** BEGIN Data listing **

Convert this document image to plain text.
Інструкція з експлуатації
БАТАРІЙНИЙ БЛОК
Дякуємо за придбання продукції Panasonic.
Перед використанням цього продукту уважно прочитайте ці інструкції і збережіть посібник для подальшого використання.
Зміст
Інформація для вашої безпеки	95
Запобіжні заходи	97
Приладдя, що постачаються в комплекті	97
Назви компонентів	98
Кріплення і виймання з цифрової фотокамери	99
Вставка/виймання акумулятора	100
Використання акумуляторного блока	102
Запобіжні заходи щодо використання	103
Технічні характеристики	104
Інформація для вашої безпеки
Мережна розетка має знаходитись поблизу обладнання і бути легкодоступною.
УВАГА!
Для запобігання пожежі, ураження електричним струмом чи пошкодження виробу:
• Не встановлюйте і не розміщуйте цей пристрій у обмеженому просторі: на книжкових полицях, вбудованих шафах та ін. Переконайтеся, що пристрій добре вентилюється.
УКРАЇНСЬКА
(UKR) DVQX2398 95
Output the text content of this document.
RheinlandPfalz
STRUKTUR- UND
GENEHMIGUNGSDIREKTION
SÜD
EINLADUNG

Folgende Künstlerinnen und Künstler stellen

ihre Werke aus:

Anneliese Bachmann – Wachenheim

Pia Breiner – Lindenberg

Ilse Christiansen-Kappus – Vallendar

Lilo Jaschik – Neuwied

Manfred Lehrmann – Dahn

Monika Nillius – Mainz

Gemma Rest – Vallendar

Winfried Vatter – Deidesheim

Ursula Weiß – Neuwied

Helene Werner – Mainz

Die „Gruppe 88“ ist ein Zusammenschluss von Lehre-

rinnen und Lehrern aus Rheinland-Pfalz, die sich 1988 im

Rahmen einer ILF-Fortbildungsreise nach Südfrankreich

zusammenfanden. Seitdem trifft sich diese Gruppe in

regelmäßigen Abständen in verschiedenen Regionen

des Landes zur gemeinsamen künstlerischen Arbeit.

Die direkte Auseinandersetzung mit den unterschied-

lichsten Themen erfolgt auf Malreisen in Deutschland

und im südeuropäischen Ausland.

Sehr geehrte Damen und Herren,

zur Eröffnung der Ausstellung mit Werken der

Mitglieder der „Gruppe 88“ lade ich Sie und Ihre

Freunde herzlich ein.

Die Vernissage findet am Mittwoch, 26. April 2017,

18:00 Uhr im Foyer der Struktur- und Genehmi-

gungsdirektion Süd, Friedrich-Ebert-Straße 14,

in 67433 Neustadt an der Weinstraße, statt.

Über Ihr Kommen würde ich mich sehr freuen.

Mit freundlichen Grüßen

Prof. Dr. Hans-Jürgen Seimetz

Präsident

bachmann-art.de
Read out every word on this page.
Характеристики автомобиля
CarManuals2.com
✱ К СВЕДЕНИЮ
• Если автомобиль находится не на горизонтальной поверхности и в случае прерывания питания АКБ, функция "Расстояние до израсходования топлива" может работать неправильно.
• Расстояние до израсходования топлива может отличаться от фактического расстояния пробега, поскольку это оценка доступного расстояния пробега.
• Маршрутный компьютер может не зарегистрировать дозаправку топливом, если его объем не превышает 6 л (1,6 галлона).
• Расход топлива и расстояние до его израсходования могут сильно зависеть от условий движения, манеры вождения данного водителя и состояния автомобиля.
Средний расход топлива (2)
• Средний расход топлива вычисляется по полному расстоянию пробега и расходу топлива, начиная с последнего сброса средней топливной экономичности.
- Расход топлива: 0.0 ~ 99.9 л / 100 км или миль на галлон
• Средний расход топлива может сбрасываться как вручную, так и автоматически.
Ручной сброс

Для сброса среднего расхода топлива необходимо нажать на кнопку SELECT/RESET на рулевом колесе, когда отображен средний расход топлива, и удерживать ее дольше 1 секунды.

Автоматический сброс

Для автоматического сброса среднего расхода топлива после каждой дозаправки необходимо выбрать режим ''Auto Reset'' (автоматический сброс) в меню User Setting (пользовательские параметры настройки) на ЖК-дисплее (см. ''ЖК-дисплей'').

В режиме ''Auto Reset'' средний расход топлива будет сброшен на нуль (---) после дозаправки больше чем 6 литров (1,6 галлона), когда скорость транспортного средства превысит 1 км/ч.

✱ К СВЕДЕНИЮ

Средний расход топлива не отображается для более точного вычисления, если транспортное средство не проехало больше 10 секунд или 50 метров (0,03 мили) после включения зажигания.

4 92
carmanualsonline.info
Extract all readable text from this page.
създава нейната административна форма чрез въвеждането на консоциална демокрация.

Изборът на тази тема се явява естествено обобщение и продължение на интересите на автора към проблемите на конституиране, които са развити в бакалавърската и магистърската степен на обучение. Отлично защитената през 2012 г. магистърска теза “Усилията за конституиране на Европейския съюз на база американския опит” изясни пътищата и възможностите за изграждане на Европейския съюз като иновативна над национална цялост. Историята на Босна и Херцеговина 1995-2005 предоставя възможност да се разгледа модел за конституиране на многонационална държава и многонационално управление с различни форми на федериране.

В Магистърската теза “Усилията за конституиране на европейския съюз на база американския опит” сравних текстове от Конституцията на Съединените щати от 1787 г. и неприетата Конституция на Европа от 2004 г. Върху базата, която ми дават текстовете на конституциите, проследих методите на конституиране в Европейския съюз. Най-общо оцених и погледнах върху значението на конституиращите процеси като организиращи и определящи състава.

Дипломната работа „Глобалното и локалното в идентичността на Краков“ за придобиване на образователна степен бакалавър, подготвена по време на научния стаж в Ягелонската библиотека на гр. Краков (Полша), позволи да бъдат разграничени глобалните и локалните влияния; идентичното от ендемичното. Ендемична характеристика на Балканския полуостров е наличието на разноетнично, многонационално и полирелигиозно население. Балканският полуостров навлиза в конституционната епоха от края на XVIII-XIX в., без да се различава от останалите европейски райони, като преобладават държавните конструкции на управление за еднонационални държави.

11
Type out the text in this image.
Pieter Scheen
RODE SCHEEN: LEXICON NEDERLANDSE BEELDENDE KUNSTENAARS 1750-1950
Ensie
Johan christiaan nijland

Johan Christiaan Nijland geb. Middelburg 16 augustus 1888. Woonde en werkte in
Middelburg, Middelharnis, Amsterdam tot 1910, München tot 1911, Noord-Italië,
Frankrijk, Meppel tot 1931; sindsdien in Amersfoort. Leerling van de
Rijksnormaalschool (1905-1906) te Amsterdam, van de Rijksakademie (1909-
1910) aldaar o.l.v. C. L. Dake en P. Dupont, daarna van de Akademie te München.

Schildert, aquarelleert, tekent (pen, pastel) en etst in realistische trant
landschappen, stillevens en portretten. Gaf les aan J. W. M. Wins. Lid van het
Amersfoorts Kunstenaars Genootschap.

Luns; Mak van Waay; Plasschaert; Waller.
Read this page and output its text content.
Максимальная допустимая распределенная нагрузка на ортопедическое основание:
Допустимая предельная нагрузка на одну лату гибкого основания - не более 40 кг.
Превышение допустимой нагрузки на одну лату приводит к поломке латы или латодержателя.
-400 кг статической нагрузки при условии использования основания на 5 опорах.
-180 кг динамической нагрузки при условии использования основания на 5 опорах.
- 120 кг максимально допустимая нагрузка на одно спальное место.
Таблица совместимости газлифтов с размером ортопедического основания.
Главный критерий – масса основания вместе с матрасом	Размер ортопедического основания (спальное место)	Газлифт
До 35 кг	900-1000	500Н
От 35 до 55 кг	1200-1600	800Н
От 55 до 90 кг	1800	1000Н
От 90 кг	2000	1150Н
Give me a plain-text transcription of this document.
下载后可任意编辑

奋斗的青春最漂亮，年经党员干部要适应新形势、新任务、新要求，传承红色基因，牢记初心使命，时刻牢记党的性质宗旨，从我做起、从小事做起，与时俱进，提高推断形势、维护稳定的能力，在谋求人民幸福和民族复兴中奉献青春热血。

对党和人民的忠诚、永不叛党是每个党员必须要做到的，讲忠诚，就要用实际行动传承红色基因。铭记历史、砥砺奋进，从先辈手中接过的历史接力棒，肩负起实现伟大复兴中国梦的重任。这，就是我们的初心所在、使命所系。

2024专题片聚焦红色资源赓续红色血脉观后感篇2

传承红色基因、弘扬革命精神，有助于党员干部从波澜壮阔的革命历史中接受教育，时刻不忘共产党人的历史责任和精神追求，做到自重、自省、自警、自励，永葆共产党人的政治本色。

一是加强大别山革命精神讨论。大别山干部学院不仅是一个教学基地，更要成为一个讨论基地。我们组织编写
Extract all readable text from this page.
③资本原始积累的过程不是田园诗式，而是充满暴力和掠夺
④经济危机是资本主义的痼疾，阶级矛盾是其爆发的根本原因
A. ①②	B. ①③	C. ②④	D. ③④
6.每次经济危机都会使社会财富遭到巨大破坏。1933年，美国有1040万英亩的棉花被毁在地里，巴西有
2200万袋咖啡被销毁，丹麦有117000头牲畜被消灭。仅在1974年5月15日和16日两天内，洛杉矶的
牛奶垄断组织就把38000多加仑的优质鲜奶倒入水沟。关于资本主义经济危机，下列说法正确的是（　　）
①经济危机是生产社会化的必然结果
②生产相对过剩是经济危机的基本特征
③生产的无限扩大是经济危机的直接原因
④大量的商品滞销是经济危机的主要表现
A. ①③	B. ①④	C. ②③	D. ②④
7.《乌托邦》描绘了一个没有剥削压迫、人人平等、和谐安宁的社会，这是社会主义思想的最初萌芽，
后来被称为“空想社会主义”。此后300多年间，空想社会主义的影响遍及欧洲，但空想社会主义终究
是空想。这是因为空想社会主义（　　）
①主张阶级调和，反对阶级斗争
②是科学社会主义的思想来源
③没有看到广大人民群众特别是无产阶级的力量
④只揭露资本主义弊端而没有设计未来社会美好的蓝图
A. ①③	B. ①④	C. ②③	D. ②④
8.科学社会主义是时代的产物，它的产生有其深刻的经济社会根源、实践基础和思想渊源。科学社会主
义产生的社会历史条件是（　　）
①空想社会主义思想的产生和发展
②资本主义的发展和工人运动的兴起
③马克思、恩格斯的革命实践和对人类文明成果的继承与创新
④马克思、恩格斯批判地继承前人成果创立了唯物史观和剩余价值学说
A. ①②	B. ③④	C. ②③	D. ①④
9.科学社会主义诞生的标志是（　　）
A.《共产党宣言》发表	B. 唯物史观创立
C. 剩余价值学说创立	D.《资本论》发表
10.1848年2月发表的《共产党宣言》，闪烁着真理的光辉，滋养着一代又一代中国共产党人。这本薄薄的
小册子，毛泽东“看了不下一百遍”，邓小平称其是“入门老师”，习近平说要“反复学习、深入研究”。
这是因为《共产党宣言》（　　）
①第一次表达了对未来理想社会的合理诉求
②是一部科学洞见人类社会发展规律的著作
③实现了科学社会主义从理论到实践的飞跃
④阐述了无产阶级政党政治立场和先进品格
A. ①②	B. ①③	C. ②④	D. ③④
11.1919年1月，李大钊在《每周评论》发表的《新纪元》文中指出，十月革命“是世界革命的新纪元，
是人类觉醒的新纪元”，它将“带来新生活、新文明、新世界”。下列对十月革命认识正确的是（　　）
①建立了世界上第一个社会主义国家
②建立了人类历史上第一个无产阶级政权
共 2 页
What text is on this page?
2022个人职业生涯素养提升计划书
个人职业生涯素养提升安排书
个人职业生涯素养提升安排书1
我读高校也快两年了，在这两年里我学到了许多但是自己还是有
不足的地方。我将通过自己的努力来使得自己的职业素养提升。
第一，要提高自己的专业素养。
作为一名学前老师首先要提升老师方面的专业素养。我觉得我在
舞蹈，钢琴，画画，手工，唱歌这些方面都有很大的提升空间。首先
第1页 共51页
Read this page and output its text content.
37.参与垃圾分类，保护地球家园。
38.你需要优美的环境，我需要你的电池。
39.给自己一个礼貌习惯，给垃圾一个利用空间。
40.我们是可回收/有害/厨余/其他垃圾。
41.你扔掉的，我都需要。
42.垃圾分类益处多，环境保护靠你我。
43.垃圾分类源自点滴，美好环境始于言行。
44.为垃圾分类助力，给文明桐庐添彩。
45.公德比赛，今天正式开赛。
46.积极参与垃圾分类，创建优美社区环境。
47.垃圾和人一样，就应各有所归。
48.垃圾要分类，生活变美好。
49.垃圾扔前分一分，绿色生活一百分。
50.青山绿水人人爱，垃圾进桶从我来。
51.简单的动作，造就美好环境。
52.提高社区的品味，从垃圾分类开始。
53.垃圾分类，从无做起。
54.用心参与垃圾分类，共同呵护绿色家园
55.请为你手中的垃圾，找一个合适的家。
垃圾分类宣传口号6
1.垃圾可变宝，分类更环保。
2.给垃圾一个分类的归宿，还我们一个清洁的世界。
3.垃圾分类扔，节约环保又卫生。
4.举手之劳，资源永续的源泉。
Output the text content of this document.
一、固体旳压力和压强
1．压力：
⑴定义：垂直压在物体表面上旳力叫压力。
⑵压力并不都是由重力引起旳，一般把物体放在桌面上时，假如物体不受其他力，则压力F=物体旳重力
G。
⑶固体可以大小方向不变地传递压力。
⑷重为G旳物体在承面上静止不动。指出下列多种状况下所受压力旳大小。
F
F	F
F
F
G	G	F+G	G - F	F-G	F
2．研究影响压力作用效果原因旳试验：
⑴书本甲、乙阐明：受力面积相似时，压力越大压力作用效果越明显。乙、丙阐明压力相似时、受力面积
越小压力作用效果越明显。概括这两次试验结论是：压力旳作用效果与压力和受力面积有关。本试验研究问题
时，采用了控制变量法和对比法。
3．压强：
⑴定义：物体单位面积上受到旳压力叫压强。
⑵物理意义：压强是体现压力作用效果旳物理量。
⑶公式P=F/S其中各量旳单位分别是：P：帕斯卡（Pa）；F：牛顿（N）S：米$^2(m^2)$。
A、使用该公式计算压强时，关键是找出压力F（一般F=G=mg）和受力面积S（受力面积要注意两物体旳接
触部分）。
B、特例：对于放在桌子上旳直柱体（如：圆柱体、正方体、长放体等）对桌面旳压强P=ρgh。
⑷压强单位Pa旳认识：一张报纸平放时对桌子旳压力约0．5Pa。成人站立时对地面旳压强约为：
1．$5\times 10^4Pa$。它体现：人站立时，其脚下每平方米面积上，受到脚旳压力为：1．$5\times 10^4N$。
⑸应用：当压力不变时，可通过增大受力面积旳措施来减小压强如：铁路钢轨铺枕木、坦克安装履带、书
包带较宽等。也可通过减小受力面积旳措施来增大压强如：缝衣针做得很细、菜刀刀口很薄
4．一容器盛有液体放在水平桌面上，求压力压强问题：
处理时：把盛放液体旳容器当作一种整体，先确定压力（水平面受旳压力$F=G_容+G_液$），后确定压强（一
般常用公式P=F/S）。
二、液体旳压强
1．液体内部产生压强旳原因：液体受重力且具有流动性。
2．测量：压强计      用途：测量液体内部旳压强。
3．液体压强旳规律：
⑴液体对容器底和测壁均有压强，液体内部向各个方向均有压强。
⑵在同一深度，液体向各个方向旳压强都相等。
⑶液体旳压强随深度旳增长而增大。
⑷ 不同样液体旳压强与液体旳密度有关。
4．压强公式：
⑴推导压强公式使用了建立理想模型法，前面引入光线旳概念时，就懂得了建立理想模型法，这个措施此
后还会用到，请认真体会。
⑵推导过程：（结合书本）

** END Data listing **

Exercise goal: Report the number of lines in the listing where the string "сброса" appears, and nothing besides.

Final result: 3